Records from a collection.
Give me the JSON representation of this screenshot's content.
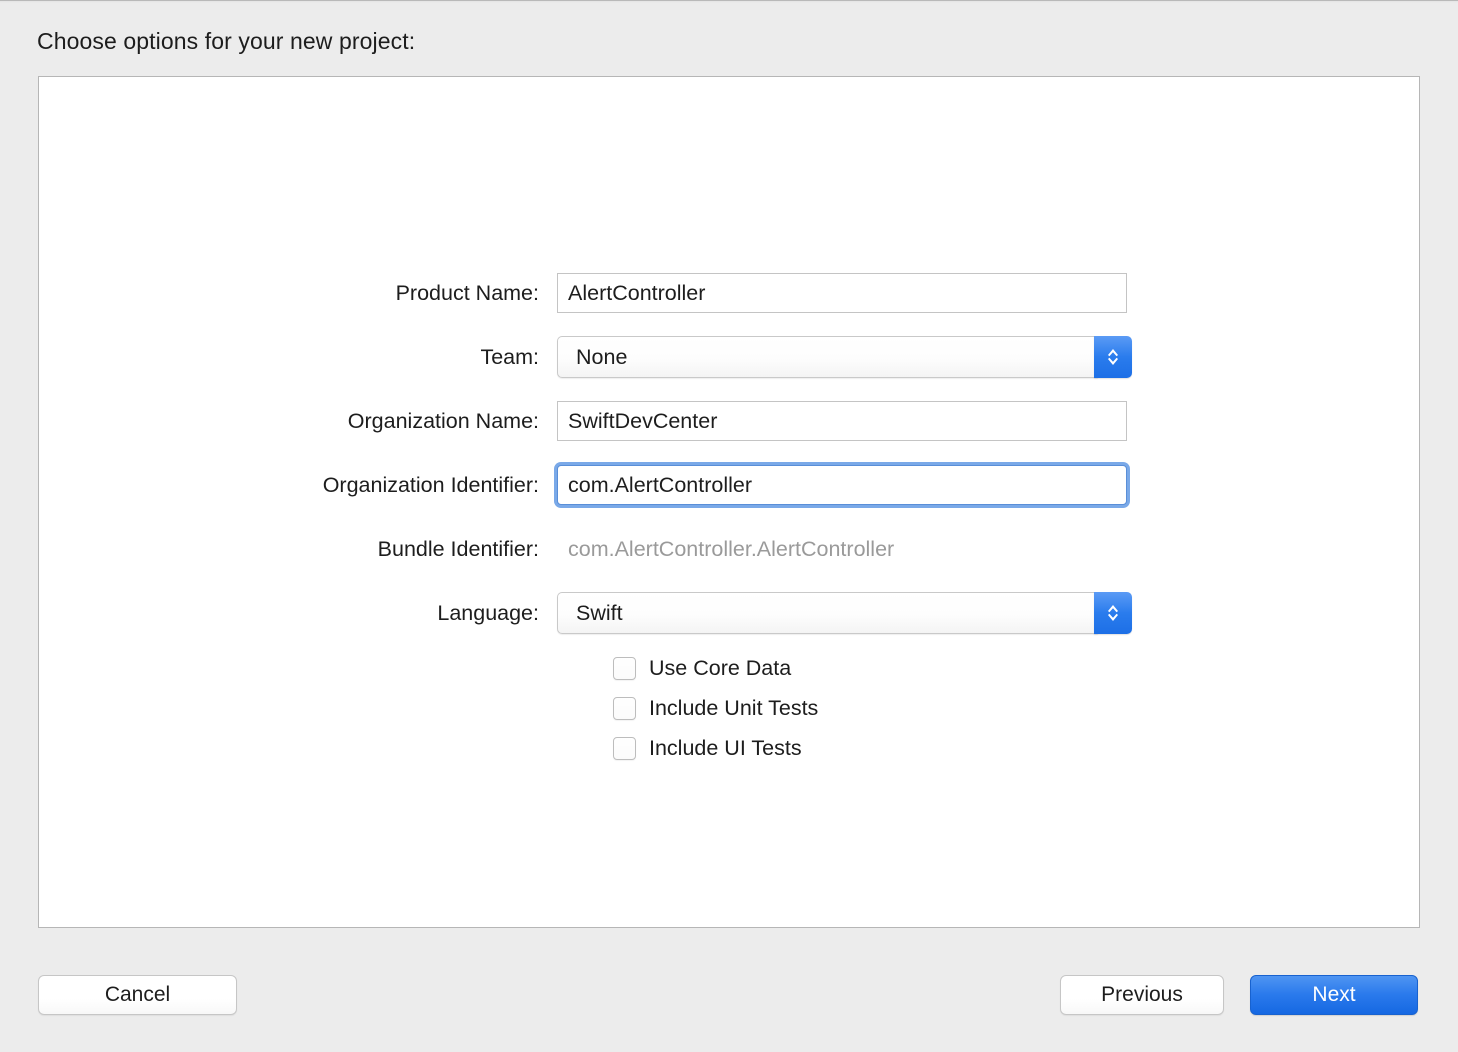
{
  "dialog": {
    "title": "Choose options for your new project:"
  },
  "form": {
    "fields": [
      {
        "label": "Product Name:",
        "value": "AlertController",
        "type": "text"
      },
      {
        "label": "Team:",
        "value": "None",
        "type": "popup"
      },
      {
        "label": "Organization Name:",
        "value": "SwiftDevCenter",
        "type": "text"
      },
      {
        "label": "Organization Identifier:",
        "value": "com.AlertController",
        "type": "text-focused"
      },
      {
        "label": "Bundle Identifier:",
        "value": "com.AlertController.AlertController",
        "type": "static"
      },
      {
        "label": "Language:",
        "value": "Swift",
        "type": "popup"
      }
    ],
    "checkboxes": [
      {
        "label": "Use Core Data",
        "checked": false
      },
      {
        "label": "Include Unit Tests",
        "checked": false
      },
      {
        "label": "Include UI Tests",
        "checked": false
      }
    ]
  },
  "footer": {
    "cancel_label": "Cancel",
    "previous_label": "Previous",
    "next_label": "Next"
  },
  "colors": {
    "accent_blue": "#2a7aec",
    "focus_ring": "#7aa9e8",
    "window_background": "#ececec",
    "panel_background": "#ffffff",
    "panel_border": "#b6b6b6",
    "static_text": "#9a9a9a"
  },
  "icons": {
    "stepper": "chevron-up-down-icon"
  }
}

Task instructions.
Your task is to transcribe all of the records precisely, with no images included.

Response to the task.
Give me the JSON representation of this screenshot's content.
{
  "dialog": {
    "title": "Choose options for your new project:"
  },
  "form": {
    "fields": [
      {
        "label": "Product Name:",
        "value": "AlertController",
        "type": "text"
      },
      {
        "label": "Team:",
        "value": "None",
        "type": "popup"
      },
      {
        "label": "Organization Name:",
        "value": "SwiftDevCenter",
        "type": "text"
      },
      {
        "label": "Organization Identifier:",
        "value": "com.AlertController",
        "type": "text-focused"
      },
      {
        "label": "Bundle Identifier:",
        "value": "com.AlertController.AlertController",
        "type": "static"
      },
      {
        "label": "Language:",
        "value": "Swift",
        "type": "popup"
      }
    ],
    "checkboxes": [
      {
        "label": "Use Core Data",
        "checked": false
      },
      {
        "label": "Include Unit Tests",
        "checked": false
      },
      {
        "label": "Include UI Tests",
        "checked": false
      }
    ]
  },
  "footer": {
    "cancel_label": "Cancel",
    "previous_label": "Previous",
    "next_label": "Next"
  },
  "colors": {
    "accent_blue": "#2a7aec",
    "focus_ring": "#7aa9e8",
    "window_background": "#ececec",
    "panel_background": "#ffffff",
    "panel_border": "#b6b6b6",
    "static_text": "#9a9a9a"
  },
  "icons": {
    "stepper": "chevron-up-down-icon"
  }
}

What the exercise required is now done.